TASK GOAL:
Below is a listing. Gather each line of it that contains "funktioniert".

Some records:
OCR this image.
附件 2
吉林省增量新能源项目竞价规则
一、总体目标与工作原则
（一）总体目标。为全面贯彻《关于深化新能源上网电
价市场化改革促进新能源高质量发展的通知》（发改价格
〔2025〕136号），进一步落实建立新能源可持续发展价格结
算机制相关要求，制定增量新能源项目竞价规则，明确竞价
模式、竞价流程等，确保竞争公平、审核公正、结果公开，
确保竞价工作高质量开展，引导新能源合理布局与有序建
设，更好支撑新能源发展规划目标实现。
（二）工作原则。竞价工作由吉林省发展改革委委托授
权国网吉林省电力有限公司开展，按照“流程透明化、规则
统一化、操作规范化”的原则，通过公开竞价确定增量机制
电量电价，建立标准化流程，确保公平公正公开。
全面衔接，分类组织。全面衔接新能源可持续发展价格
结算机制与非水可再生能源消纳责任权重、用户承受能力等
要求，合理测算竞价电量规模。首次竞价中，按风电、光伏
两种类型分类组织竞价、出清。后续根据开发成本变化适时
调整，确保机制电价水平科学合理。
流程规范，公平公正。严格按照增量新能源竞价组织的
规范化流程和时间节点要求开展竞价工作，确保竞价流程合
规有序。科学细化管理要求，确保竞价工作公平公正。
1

--

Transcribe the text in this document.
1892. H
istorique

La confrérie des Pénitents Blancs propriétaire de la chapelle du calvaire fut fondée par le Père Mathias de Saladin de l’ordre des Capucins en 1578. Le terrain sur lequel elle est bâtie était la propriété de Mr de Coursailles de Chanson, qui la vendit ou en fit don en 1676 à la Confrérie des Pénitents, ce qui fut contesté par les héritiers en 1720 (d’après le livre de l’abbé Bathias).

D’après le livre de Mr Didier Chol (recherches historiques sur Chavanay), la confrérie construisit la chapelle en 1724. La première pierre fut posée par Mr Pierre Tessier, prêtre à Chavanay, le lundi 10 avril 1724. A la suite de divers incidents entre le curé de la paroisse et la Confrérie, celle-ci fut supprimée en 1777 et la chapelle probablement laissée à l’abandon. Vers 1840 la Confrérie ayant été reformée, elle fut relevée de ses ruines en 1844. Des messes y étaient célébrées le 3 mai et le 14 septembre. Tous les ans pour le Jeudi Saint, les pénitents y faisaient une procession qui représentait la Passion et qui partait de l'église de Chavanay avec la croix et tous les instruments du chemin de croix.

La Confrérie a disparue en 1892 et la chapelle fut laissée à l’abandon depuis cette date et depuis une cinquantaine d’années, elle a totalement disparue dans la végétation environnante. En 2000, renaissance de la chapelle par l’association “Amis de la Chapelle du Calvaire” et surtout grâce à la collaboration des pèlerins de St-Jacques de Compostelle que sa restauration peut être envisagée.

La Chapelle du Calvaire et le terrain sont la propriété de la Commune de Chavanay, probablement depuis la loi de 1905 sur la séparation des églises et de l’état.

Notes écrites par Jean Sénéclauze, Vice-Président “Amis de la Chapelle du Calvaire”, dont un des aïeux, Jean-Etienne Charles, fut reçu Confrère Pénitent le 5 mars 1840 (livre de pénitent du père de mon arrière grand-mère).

==

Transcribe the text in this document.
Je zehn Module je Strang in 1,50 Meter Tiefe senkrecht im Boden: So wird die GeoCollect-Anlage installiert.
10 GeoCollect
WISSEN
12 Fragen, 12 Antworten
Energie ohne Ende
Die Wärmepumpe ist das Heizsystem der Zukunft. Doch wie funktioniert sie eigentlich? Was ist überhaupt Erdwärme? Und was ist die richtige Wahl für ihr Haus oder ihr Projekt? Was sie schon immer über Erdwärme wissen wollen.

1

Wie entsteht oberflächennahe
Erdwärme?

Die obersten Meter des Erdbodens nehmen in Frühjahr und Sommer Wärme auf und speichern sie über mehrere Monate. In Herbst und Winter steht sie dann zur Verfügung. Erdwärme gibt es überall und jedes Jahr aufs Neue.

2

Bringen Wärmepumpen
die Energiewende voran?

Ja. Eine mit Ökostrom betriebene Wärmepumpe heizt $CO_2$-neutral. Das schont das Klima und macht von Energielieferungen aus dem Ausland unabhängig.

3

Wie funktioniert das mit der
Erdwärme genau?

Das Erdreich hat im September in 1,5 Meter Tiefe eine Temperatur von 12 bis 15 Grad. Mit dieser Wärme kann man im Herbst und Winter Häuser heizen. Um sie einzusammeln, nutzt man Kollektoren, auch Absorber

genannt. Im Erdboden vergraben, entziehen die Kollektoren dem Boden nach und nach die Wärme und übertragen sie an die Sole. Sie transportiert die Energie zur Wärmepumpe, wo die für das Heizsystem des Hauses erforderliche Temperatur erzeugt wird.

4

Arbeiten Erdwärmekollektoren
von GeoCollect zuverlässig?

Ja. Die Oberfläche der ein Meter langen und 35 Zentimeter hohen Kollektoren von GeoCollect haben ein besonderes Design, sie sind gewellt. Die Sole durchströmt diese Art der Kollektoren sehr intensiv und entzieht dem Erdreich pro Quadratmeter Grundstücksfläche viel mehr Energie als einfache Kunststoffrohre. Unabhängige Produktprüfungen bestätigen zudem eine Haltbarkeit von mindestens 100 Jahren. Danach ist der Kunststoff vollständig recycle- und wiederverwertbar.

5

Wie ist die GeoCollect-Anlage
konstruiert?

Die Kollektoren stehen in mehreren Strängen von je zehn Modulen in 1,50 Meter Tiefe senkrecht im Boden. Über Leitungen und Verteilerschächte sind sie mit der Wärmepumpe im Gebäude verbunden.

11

RESPONSE TO THE EXERCISE:
Die Wärmepumpe ist das Heizsystem der Zukunft. Doch wie funktioniert sie eigentlich? Was ist überhaupt Erdwärme? Und was ist die richtige Wahl für ihr Haus oder ihr Projekt? Was sie schon immer über Erdwärme wissen wollen.
Wie funktioniert das mit der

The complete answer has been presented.